EXERCISE DETAILS
Drop the pictures from the entries below, then reproduce the rest exactly.

Rows from a dataset
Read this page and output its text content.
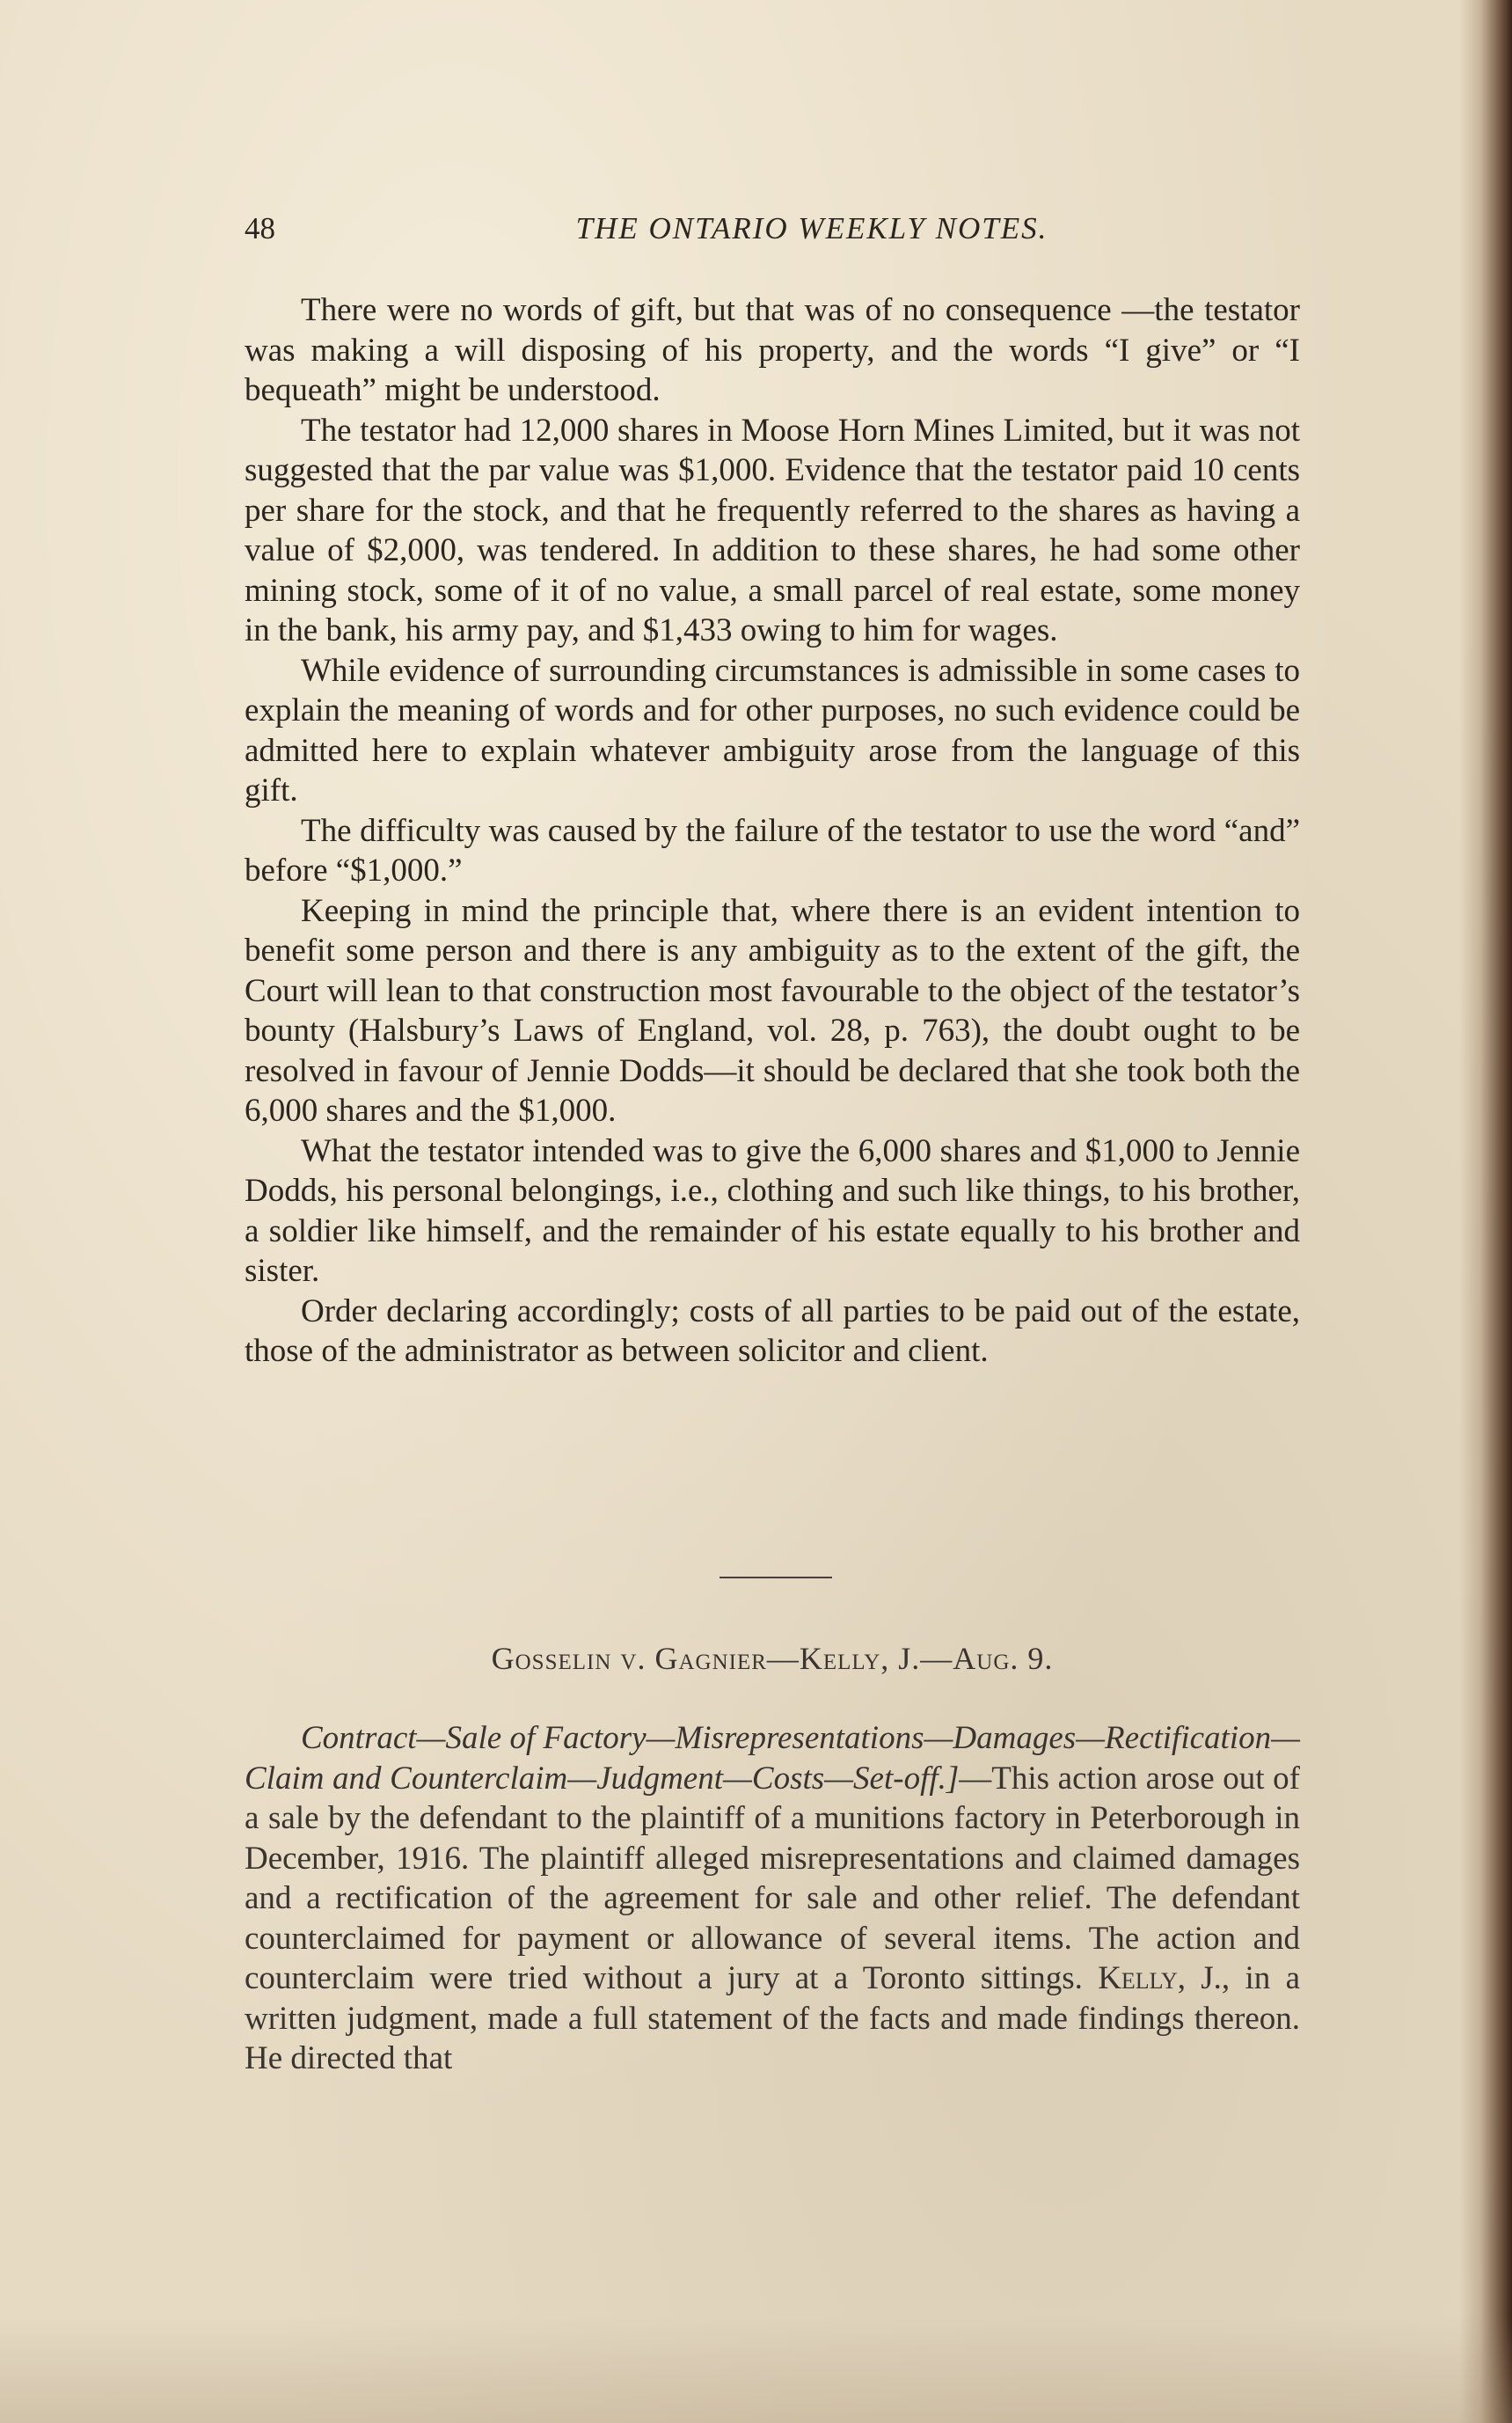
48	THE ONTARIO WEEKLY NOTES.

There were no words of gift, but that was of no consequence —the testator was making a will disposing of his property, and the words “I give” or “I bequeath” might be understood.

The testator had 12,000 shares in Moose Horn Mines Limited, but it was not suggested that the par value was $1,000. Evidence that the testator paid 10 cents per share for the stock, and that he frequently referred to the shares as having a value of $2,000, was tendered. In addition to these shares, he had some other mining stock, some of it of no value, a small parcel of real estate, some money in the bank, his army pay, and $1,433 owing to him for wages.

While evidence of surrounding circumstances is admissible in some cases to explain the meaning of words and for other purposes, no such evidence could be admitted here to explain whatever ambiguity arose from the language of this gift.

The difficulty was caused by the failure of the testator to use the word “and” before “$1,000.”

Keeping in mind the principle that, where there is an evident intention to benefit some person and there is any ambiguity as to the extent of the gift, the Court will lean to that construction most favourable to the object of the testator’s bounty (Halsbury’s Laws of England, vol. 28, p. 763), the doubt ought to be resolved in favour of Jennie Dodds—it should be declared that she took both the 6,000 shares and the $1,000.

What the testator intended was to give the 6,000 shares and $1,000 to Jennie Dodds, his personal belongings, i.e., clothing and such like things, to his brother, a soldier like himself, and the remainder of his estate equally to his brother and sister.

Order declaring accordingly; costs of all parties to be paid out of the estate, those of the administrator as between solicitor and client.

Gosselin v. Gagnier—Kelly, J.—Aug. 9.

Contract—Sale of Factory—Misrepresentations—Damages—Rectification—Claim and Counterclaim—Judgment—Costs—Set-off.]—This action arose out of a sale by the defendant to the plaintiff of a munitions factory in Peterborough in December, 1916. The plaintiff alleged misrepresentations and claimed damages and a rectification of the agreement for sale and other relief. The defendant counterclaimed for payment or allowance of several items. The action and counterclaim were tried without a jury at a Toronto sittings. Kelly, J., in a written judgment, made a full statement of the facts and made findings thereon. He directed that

SOLUTION TO THE PROBLEM
Read this page and output its text content.
48	THE ONTARIO WEEKLY NOTES.

There were no words of gift, but that was of no consequence —the testator was making a will disposing of his property, and the words “I give” or “I bequeath” might be understood.

The testator had 12,000 shares in Moose Horn Mines Limited, but it was not suggested that the par value was $1,000. Evidence that the testator paid 10 cents per share for the stock, and that he frequently referred to the shares as having a value of $2,000, was tendered. In addition to these shares, he had some other mining stock, some of it of no value, a small parcel of real estate, some money in the bank, his army pay, and $1,433 owing to him for wages.

While evidence of surrounding circumstances is admissible in some cases to explain the meaning of words and for other purposes, no such evidence could be admitted here to explain whatever ambiguity arose from the language of this gift.

The difficulty was caused by the failure of the testator to use the word “and” before “$1,000.”

Keeping in mind the principle that, where there is an evident intention to benefit some person and there is any ambiguity as to the extent of the gift, the Court will lean to that construction most favourable to the object of the testator’s bounty (Halsbury’s Laws of England, vol. 28, p. 763), the doubt ought to be resolved in favour of Jennie Dodds—it should be declared that she took both the 6,000 shares and the $1,000.

What the testator intended was to give the 6,000 shares and $1,000 to Jennie Dodds, his personal belongings, i.e., clothing and such like things, to his brother, a soldier like himself, and the remainder of his estate equally to his brother and sister.

Order declaring accordingly; costs of all parties to be paid out of the estate, those of the administrator as between solicitor and client.

Gosselin v. Gagnier—Kelly, J.—Aug. 9.

Contract—Sale of Factory—Misrepresentations—Damages—Rectification—Claim and Counterclaim—Judgment—Costs—Set-off.]—This action arose out of a sale by the defendant to the plaintiff of a munitions factory in Peterborough in December, 1916. The plaintiff alleged misrepresentations and claimed damages and a rectification of the agreement for sale and other relief. The defendant counterclaimed for payment or allowance of several items. The action and counterclaim were tried without a jury at a Toronto sittings. Kelly, J., in a written judgment, made a full statement of the facts and made findings thereon. He directed that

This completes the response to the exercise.